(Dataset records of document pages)

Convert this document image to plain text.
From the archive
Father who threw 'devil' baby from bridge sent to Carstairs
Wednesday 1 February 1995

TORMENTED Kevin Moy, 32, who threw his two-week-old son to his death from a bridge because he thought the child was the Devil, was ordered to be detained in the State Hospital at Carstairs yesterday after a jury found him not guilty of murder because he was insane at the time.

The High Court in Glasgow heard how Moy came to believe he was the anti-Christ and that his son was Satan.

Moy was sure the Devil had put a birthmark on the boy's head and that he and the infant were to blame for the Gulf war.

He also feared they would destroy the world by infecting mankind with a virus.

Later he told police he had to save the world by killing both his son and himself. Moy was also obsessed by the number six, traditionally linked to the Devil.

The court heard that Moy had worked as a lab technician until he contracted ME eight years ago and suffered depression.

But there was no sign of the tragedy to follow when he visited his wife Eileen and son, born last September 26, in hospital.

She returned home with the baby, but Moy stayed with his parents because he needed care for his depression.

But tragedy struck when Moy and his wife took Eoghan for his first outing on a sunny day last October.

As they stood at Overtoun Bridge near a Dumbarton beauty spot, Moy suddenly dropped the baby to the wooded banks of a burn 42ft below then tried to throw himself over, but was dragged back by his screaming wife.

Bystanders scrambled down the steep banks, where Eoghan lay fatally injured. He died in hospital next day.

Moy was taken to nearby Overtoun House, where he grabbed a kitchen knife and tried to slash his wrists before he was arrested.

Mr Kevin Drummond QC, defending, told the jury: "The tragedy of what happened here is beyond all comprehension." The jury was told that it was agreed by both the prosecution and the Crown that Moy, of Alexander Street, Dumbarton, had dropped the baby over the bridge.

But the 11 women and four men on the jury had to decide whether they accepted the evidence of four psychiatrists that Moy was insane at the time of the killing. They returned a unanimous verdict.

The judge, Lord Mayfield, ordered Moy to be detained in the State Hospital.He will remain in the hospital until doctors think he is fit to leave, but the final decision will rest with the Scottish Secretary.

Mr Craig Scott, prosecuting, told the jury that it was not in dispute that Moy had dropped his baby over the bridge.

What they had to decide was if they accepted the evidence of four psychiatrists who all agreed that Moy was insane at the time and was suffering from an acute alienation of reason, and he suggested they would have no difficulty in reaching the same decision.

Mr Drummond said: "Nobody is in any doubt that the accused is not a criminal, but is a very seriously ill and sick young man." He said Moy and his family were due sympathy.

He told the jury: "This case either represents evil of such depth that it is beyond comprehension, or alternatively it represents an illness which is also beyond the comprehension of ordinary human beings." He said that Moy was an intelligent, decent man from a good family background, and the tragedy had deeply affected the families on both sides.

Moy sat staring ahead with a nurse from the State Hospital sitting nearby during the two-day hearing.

What is expected: Scan the data above for the word "family". Copy every line in which it is found.

Written response:
Mr Drummond said: "Nobody is in any doubt that the accused is not a criminal, but is a very seriously ill and sick young man." He said Moy and his family were due sympathy.
He told the jury: "This case either represents evil of such depth that it is beyond comprehension, or alternatively it represents an illness which is also beyond the comprehension of ordinary human beings." He said that Moy was an intelligent, decent man from a good family background, and the tragedy had deeply affected the families on both sides.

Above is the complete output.